### OBJECTIVE
Pull out every line below holding the word "JSON".
------ INPUT ------
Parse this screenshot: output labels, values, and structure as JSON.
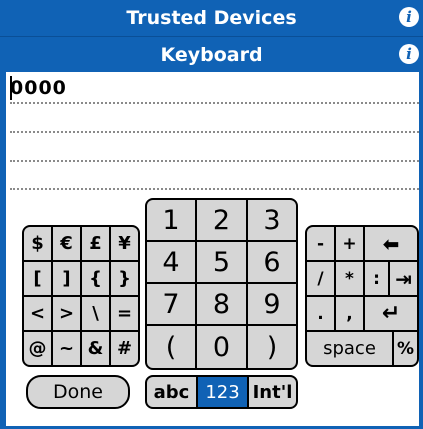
{
  "header": {
    "title": "Trusted Devices",
    "subtitle": "Keyboard",
    "info_icon": "i"
  },
  "input": {
    "value": "0000"
  },
  "symbol_keys": [
    "$",
    "€",
    "£",
    "¥",
    "[",
    "]",
    "{",
    "}",
    "<",
    ">",
    "\\",
    "=",
    "@",
    "~",
    "&",
    "#"
  ],
  "number_keys": [
    "1",
    "2",
    "3",
    "4",
    "5",
    "6",
    "7",
    "8",
    "9",
    "(",
    "0",
    ")"
  ],
  "ops_keys": {
    "minus": "-",
    "plus": "+",
    "backspace": "⬅",
    "slash": "/",
    "star": "*",
    "colon": ":",
    "tab": "⇥",
    "period": ".",
    "comma": ",",
    "enter": "↵",
    "space": "space",
    "percent": "%"
  },
  "done_label": "Done",
  "modes": {
    "abc": "abc",
    "num": "123",
    "intl": "Int'l",
    "active": "123"
  },
  "colors": {
    "accent": "#1062b5",
    "key_face": "#d6d6d6"
  }
}
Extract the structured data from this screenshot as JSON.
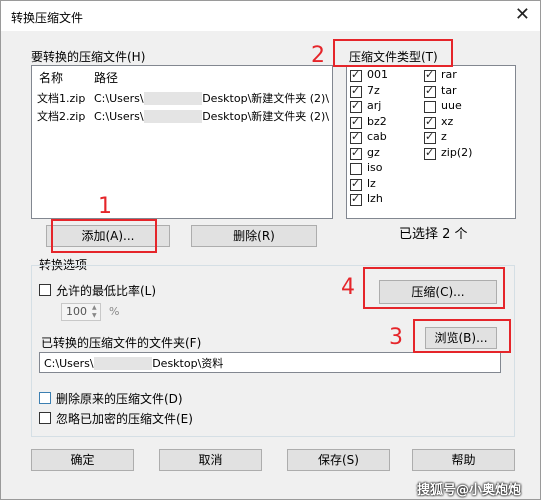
{
  "window": {
    "title": "转换压缩文件"
  },
  "files": {
    "label": "要转换的压缩文件(H)",
    "columns": [
      "名称",
      "路径"
    ],
    "rows": [
      {
        "name": "文档1.zip",
        "path_prefix": "C:\\Users\\",
        "path_hidden": "xxxxxxxxx",
        "path_suffix": "Desktop\\新建文件夹 (2)\\"
      },
      {
        "name": "文档2.zip",
        "path_prefix": "C:\\Users\\",
        "path_hidden": "xxxxxxxxx",
        "path_suffix": "Desktop\\新建文件夹 (2)\\"
      }
    ]
  },
  "types": {
    "label": "压缩文件类型(T)",
    "left": [
      {
        "name": "001",
        "checked": true
      },
      {
        "name": "7z",
        "checked": true
      },
      {
        "name": "arj",
        "checked": true
      },
      {
        "name": "bz2",
        "checked": true
      },
      {
        "name": "cab",
        "checked": true
      },
      {
        "name": "gz",
        "checked": true
      },
      {
        "name": "iso",
        "checked": false
      },
      {
        "name": "lz",
        "checked": true
      },
      {
        "name": "lzh",
        "checked": true
      }
    ],
    "right": [
      {
        "name": "rar",
        "checked": true
      },
      {
        "name": "tar",
        "checked": true
      },
      {
        "name": "uue",
        "checked": false
      },
      {
        "name": "xz",
        "checked": true
      },
      {
        "name": "z",
        "checked": true
      },
      {
        "name": "zip(2)",
        "checked": true
      }
    ],
    "selected_count": "已选择 2 个"
  },
  "buttons": {
    "add": "添加(A)...",
    "delete": "删除(R)",
    "compress": "压缩(C)...",
    "browse": "浏览(B)...",
    "ok": "确定",
    "cancel": "取消",
    "save": "保存(S)",
    "help": "帮助"
  },
  "options": {
    "group_label": "转换选项",
    "min_ratio_label": "允许的最低比率(L)",
    "min_ratio_checked": false,
    "ratio_value": "100",
    "ratio_unit": "%",
    "dest_label": "已转换的压缩文件的文件夹(F)",
    "dest_prefix": "C:\\Users\\",
    "dest_hidden": "xxxxxxxxx",
    "dest_suffix": "Desktop\\资料",
    "delete_original_label": "删除原来的压缩文件(D)",
    "delete_original_checked": false,
    "ignore_encrypted_label": "忽略已加密的压缩文件(E)",
    "ignore_encrypted_checked": false
  },
  "markers": [
    "1",
    "2",
    "3",
    "4"
  ],
  "watermark": "搜狐号@小奥炮炮",
  "colors": {
    "marker": "#e5252a",
    "dialog_bg": "#f0f0f0"
  }
}
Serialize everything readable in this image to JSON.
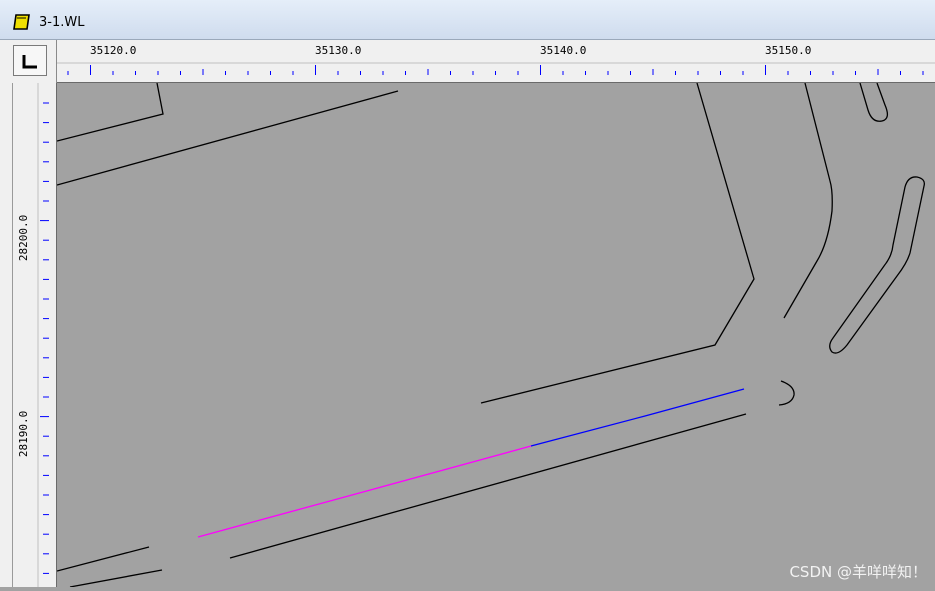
------
### WORKED SOLUTION
Parse this screenshot: output labels, values, and structure as JSON.
Extract the structured data from this screenshot as JSON.
Serialize everything readable in this image to JSON.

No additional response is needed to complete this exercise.